◆ **Region boundary data**

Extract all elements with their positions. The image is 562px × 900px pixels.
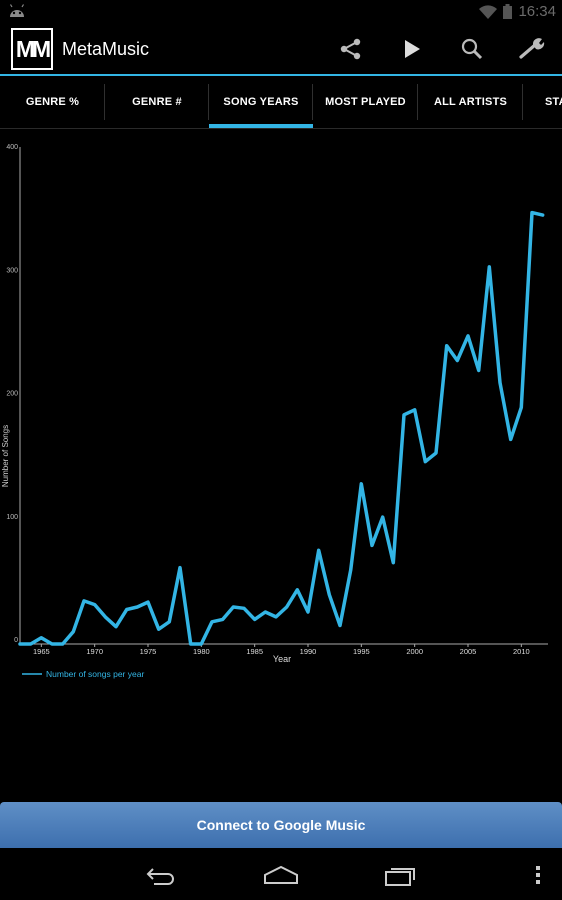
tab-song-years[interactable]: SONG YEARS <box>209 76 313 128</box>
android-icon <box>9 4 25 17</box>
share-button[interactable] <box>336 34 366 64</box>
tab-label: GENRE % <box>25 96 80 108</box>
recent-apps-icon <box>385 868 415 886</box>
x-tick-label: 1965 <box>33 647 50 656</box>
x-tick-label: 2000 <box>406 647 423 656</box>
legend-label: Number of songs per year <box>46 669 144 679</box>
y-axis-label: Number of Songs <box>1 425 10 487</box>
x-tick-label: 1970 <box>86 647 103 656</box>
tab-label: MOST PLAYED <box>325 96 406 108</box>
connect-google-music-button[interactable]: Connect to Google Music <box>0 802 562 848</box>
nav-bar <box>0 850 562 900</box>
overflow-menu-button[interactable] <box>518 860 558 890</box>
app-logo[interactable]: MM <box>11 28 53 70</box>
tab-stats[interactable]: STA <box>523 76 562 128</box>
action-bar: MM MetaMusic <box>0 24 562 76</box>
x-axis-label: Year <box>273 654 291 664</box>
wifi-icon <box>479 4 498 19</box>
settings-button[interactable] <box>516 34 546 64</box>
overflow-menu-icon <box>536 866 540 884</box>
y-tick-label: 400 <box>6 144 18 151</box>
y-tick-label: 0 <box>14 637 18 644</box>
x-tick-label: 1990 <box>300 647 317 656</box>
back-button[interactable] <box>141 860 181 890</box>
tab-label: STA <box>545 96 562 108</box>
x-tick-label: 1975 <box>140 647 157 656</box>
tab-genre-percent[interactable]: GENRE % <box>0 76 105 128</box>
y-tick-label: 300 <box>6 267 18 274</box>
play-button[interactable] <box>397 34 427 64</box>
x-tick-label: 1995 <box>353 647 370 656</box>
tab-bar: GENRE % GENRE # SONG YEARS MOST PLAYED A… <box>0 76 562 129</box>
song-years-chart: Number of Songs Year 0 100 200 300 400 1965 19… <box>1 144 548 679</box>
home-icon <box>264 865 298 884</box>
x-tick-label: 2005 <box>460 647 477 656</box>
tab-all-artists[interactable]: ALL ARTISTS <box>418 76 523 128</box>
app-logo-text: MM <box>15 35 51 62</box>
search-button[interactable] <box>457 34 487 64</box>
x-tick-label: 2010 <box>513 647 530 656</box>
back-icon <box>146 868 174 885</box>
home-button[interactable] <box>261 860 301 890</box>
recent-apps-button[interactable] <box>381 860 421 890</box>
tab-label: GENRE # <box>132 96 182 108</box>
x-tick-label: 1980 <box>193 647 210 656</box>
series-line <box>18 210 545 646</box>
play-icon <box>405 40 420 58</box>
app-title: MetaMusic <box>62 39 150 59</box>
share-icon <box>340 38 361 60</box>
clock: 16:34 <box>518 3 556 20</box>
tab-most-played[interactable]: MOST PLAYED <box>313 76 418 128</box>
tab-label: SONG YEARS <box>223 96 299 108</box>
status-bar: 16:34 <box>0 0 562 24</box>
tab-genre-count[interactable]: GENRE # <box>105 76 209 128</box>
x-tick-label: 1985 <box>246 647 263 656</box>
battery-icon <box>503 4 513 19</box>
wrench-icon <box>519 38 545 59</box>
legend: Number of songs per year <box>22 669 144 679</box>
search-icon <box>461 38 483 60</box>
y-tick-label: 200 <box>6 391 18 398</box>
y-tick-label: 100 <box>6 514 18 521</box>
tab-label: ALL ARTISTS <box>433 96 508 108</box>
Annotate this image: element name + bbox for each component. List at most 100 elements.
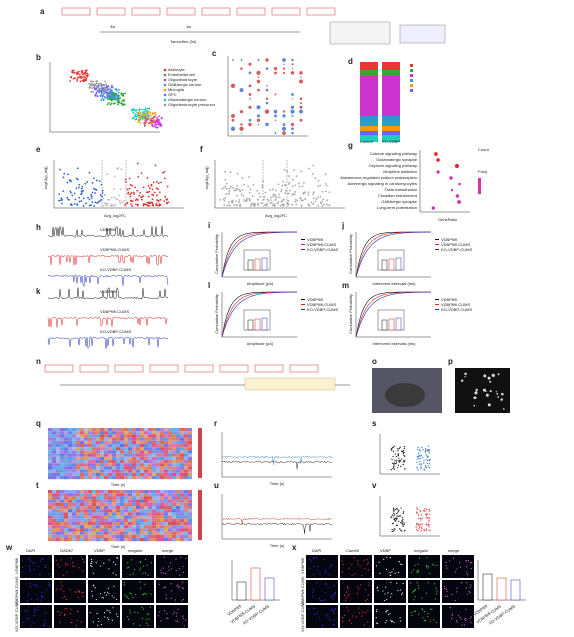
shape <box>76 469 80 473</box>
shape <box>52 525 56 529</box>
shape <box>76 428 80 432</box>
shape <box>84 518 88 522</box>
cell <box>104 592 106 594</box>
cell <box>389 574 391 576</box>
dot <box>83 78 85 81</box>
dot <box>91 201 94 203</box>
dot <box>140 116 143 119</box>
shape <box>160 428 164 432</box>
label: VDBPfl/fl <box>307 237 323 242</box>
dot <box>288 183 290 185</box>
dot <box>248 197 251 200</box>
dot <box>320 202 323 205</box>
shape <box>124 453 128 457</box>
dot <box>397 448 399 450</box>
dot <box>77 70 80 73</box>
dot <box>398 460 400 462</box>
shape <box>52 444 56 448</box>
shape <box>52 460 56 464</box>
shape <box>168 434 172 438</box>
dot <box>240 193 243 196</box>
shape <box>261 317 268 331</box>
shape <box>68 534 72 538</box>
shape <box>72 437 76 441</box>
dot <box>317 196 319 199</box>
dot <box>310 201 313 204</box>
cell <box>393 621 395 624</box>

◆ **Task description**
Copy every line of the rows above word for word, leaving out the pictures.

◆ **Written answer**
Extract all elements with their positions. The image is 562px × 900px pixels.
tab-song-years[interactable]: SONG YEARS <box>209 76 313 128</box>
android-icon <box>9 4 25 17</box>
share-button[interactable] <box>336 34 366 64</box>
tab-label: GENRE % <box>25 96 80 108</box>
recent-apps-icon <box>385 868 415 886</box>
x-tick-label: 1965 <box>33 647 50 656</box>
x-tick-label: 2000 <box>406 647 423 656</box>
legend-label: Number of songs per year <box>46 669 144 679</box>
y-axis-label: Number of Songs <box>1 425 10 487</box>
x-tick-label: 1970 <box>86 647 103 656</box>
tab-label: MOST PLAYED <box>325 96 406 108</box>
connect-google-music-button[interactable]: Connect to Google Music <box>0 802 562 848</box>
nav-bar <box>0 850 562 900</box>
overflow-menu-button[interactable] <box>518 860 558 890</box>
app-logo[interactable]: MM <box>11 28 53 70</box>
tab-stats[interactable]: STA <box>523 76 562 128</box>
action-bar: MM MetaMusic <box>0 24 562 76</box>
x-axis-label: Year <box>273 654 291 664</box>
wifi-icon <box>479 4 498 19</box>
settings-button[interactable] <box>516 34 546 64</box>
overflow-menu-icon <box>536 866 540 884</box>
y-tick-label: 400 <box>6 144 18 151</box>
y-tick-label: 0 <box>14 637 18 644</box>
x-tick-label: 1990 <box>300 647 317 656</box>
back-button[interactable] <box>141 860 181 890</box>
tab-label: STA <box>545 96 562 108</box>
x-tick-label: 1975 <box>140 647 157 656</box>
tab-genre-percent[interactable]: GENRE % <box>0 76 105 128</box>
y-tick-label: 300 <box>6 267 18 274</box>
play-button[interactable] <box>397 34 427 64</box>
x-tick-label: 1995 <box>353 647 370 656</box>
tab-bar: GENRE % GENRE # SONG YEARS MOST PLAYED A… <box>0 76 562 129</box>
song-years-chart: Number of Songs Year 0 100 200 300 400 1965 19… <box>1 144 548 679</box>
home-icon <box>264 865 298 884</box>
x-tick-label: 2005 <box>460 647 477 656</box>
tab-all-artists[interactable]: ALL ARTISTS <box>418 76 523 128</box>
app-logo-text: MM <box>15 35 51 62</box>
search-button[interactable] <box>457 34 487 64</box>
x-tick-label: 2010 <box>513 647 530 656</box>
back-icon <box>146 868 174 885</box>
home-button[interactable] <box>261 860 301 890</box>
recent-apps-button[interactable] <box>381 860 421 890</box>
tab-label: GENRE # <box>132 96 182 108</box>
x-tick-label: 1980 <box>193 647 210 656</box>
series-line <box>18 210 545 646</box>
play-icon <box>405 40 420 58</box>
app-title: MetaMusic <box>62 39 150 59</box>
share-icon <box>340 38 361 60</box>
clock: 16:34 <box>518 3 556 20</box>
tab-most-played[interactable]: MOST PLAYED <box>313 76 418 128</box>
tab-label: SONG YEARS <box>223 96 299 108</box>
status-bar: 16:34 <box>0 0 562 24</box>
tab-genre-count[interactable]: GENRE # <box>105 76 209 128</box>
x-tick-label: 1985 <box>246 647 263 656</box>
battery-icon <box>503 4 513 19</box>
wrench-icon <box>519 38 545 59</box>
legend: Number of songs per year <box>22 669 144 679</box>
search-icon <box>461 38 483 60</box>
y-tick-label: 200 <box>6 391 18 398</box>
y-tick-label: 100 <box>6 514 18 521</box>
tab-label: ALL ARTISTS <box>433 96 508 108</box>
Annotate this image: element name + bbox for each component. List at most 100 elements.
shape <box>76 469 80 473</box>
shape <box>52 525 56 529</box>
shape <box>76 428 80 432</box>
shape <box>84 518 88 522</box>
cell <box>104 592 106 594</box>
cell <box>389 574 391 576</box>
dot <box>83 78 85 81</box>
dot <box>91 201 94 203</box>
dot <box>140 116 143 119</box>
shape <box>160 428 164 432</box>
label: VDBPfl/fl <box>307 237 323 242</box>
dot <box>288 183 290 185</box>
dot <box>248 197 251 200</box>
dot <box>320 202 323 205</box>
shape <box>124 453 128 457</box>
dot <box>397 448 399 450</box>
dot <box>77 70 80 73</box>
dot <box>398 460 400 462</box>
shape <box>52 444 56 448</box>
shape <box>52 460 56 464</box>
shape <box>168 434 172 438</box>
dot <box>240 193 243 196</box>
shape <box>261 317 268 331</box>
shape <box>68 534 72 538</box>
shape <box>72 437 76 441</box>
dot <box>317 196 319 199</box>
dot <box>310 201 313 204</box>
cell <box>393 621 395 624</box>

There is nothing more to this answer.